*** DATA IN THIS EXERCISE

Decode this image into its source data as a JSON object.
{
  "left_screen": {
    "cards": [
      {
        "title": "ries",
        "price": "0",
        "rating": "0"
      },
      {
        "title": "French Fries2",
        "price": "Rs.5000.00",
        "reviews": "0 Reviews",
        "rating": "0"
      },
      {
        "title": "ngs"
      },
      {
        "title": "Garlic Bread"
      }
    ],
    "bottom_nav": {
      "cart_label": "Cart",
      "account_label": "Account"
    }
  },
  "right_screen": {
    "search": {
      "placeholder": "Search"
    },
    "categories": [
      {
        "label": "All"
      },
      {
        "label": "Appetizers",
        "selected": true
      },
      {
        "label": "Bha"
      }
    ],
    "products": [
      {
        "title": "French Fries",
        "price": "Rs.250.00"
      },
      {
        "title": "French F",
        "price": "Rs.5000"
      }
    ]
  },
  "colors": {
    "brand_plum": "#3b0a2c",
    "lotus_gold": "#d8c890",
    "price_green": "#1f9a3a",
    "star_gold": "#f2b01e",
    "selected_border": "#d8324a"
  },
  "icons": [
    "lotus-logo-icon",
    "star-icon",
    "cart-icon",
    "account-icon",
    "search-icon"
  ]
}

******
*** DATA IN THIS EXERCISE

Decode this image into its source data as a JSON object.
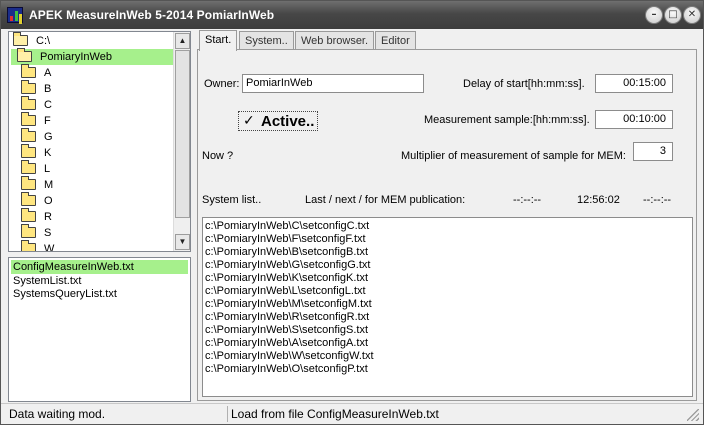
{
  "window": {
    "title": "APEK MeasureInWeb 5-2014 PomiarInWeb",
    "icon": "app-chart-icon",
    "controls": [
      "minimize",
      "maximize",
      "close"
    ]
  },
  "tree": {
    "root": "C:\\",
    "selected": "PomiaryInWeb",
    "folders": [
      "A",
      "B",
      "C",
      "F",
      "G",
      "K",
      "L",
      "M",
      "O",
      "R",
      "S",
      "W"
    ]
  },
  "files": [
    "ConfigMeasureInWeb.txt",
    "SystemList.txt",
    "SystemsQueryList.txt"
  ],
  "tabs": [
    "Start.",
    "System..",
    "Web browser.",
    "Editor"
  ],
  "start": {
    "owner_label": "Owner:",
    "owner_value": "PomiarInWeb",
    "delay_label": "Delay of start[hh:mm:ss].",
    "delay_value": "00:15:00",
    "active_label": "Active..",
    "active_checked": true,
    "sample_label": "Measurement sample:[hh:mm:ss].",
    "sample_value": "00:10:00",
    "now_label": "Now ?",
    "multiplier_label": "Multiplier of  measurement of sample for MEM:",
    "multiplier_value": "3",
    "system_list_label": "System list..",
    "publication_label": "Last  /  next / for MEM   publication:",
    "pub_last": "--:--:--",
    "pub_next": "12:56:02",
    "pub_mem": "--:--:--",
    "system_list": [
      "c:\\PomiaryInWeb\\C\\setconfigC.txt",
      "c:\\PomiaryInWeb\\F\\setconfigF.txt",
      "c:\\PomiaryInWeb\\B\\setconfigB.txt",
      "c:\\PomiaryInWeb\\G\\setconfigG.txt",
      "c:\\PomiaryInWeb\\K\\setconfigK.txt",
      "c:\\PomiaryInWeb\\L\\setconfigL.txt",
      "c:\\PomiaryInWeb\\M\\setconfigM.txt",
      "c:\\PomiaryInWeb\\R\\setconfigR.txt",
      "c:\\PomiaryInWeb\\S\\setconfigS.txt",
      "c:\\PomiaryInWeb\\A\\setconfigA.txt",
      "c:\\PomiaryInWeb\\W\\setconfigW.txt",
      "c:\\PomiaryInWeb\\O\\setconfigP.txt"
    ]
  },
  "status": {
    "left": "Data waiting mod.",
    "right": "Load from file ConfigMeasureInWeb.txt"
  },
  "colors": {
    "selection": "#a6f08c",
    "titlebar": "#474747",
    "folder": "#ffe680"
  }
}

******
*** DATA IN THIS EXERCISE

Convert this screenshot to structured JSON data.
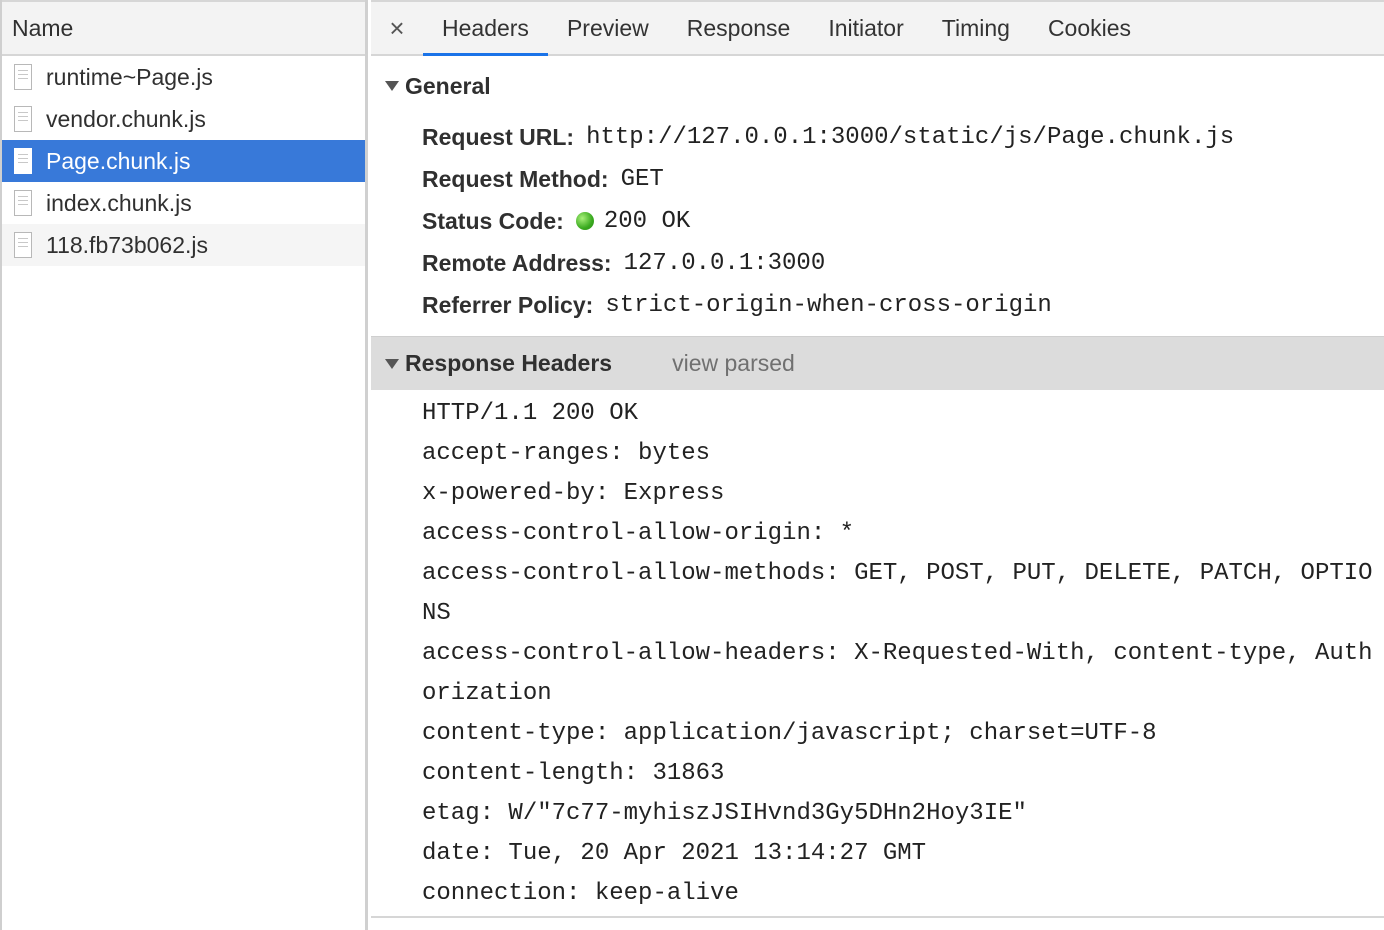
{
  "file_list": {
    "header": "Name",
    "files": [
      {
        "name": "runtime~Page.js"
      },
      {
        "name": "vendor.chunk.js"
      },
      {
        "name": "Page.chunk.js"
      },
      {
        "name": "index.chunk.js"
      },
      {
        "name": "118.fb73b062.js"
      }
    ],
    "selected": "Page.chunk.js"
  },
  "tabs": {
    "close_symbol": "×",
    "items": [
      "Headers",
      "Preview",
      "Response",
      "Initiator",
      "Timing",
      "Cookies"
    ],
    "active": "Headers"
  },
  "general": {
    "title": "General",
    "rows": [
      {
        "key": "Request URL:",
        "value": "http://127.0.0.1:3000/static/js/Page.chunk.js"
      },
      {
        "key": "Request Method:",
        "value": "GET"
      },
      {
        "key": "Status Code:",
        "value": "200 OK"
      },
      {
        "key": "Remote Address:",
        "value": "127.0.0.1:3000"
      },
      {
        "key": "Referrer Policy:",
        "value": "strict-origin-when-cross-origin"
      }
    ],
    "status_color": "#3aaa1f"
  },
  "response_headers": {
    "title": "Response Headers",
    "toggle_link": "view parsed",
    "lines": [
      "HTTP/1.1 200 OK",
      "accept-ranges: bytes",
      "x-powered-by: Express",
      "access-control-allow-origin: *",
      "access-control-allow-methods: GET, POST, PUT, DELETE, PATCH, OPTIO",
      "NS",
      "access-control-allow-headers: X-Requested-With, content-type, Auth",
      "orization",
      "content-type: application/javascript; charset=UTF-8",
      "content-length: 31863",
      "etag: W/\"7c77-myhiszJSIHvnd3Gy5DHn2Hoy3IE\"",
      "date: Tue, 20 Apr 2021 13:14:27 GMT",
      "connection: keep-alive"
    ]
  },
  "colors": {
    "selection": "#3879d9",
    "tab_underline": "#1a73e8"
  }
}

******

• _WHAT IS NEEDED_:
Search the data for "selection" and list every line in which it occurs.

• _ANSWER TO THIS PROBLEM_:
    "selection": "#a6f08c",
    "selection": "#3879d9",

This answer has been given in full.